- [WRITTEN INSTRUCTION 1]: Which comments appear in the code of the Java trie post below? List every one.

- [TEXT BLOCK]:
━━━━━━━━━━━━━━━━━━━━━━━━━━━━━━

Java Trie based solution


  • 0

    Having a trie for the Map keys fits perfectly, as its easy to maintain prefix sum. Every time we insert a key, we make sure to update the sum of all the nodes in the path. If the key to be inserted is already present, then we update all the nodes in the path, by decreasing the old value of the key and adding the new value.

    class MapSum {
    
        Trie trie;
        /** Initialize your data structure here. */
        public MapSum() {
            trie = new Trie(256);
        }
    
        public void insert(String key, int val) {
            trie.insert(key, val);
        }
    
        public int sum(String prefix) {
            int sum = trie.getPrefixSum(prefix);
            return sum == Integer.MAX_VALUE ? 0 : sum;
        }
    
        class Trie {
            private int R;
            private TrieNode root;
    
            public Trie(int R) {
                this.R = R;
                root = new TrieNode(0);
            }
    
            // Inserts a word into the trie.
            public void insert(String word, int newsum) {
                insert(root, word, exists(word) ? getPrefixSum(word) : 0, newsum);
            }
    
            private void insert(TrieNode root, String word, int oldsum, int newsum) {
                if (word.isEmpty()) { root.isWord = true; return; }
                if (root.next[word.charAt(0)] == null) root.next[word.charAt(0)] = new TrieNode(newsum); else root.next[word.charAt(0)].sum += (newsum-oldsum);
                insert(root.next[word.charAt(0)], word.substring(1), oldsum, newsum);
            }
    
            // Returns the sum, if the word is in the trie.

━━━━━━━━━━━━━━━━━━━━━━━━━━━━━━

- [EXTRACTED DATA]:
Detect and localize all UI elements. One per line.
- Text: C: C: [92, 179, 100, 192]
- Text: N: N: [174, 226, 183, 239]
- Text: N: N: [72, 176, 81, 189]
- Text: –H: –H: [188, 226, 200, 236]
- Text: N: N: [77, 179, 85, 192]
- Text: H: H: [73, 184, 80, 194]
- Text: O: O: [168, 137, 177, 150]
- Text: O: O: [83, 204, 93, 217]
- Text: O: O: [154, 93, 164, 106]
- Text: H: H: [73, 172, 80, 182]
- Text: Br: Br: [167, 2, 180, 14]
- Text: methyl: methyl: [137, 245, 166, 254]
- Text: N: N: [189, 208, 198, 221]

━━━━━━━━━━━━━━━━━━━━━━━━━━━━━━

- [WRITTEN INSTRUCTION 2]: Edit the entries: begin at the first line of the entries and stop after the line that contains "- Text: H: H: [73, 184, 80, 194]". Replace "Text" with "Label" throughout and change nothing else.

- [PROBLEM SOLUTION 1]:
- Initialize your data structure here.
- Inserts a word into the trie.
- Returns the sum, if the word is in the trie.

- [PROBLEM SOLUTION 2]:
Detect and localize all UI elements. One per line.
- Label: C: C: [92, 179, 100, 192]
- Label: N: N: [174, 226, 183, 239]
- Label: N: N: [72, 176, 81, 189]
- Label: –H: –H: [188, 226, 200, 236]
- Label: N: N: [77, 179, 85, 192]
- Label: H: H: [73, 184, 80, 194]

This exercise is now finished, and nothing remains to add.